▶
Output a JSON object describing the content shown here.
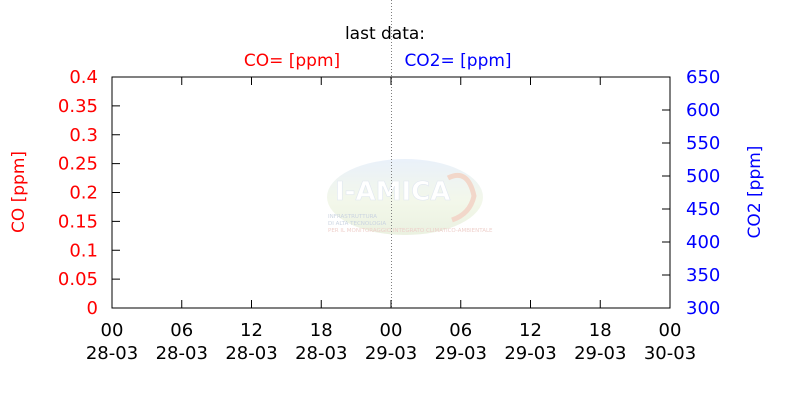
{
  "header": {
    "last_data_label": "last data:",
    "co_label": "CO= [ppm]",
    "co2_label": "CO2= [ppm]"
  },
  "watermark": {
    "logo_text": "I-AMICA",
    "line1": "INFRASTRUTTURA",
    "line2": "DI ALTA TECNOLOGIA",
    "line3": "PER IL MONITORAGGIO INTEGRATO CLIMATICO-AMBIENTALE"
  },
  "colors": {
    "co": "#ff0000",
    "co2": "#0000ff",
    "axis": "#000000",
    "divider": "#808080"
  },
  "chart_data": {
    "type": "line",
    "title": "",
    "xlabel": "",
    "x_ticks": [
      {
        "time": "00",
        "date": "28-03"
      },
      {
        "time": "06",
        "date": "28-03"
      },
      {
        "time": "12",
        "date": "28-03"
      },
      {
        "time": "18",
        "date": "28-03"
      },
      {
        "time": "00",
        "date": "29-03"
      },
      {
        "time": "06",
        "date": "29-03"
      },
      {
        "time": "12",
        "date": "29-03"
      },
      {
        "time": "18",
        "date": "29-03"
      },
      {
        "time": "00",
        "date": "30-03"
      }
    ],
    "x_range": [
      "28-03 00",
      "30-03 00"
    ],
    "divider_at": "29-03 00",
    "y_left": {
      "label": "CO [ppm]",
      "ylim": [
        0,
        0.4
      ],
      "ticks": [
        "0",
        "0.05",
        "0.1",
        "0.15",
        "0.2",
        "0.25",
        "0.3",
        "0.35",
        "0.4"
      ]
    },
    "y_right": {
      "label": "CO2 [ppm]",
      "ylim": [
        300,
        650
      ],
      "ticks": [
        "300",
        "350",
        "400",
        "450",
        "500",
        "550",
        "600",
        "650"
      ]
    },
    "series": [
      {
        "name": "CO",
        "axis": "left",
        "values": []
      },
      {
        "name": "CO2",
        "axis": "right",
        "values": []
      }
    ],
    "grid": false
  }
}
◀
#### PROBLEM:
Copy the data exactly. Any picture it contains is to be omitted.

#### ANSWER TO THE PROBLEM:
Output a JSON object describing the content shown here.
{
  "header": {
    "last_data_label": "last data:",
    "co_label": "CO= [ppm]",
    "co2_label": "CO2= [ppm]"
  },
  "watermark": {
    "logo_text": "I-AMICA",
    "line1": "INFRASTRUTTURA",
    "line2": "DI ALTA TECNOLOGIA",
    "line3": "PER IL MONITORAGGIO INTEGRATO CLIMATICO-AMBIENTALE"
  },
  "colors": {
    "co": "#ff0000",
    "co2": "#0000ff",
    "axis": "#000000",
    "divider": "#808080"
  },
  "chart_data": {
    "type": "line",
    "title": "",
    "xlabel": "",
    "x_ticks": [
      {
        "time": "00",
        "date": "28-03"
      },
      {
        "time": "06",
        "date": "28-03"
      },
      {
        "time": "12",
        "date": "28-03"
      },
      {
        "time": "18",
        "date": "28-03"
      },
      {
        "time": "00",
        "date": "29-03"
      },
      {
        "time": "06",
        "date": "29-03"
      },
      {
        "time": "12",
        "date": "29-03"
      },
      {
        "time": "18",
        "date": "29-03"
      },
      {
        "time": "00",
        "date": "30-03"
      }
    ],
    "x_range": [
      "28-03 00",
      "30-03 00"
    ],
    "divider_at": "29-03 00",
    "y_left": {
      "label": "CO [ppm]",
      "ylim": [
        0,
        0.4
      ],
      "ticks": [
        "0",
        "0.05",
        "0.1",
        "0.15",
        "0.2",
        "0.25",
        "0.3",
        "0.35",
        "0.4"
      ]
    },
    "y_right": {
      "label": "CO2 [ppm]",
      "ylim": [
        300,
        650
      ],
      "ticks": [
        "300",
        "350",
        "400",
        "450",
        "500",
        "550",
        "600",
        "650"
      ]
    },
    "series": [
      {
        "name": "CO",
        "axis": "left",
        "values": []
      },
      {
        "name": "CO2",
        "axis": "right",
        "values": []
      }
    ],
    "grid": false
  }
}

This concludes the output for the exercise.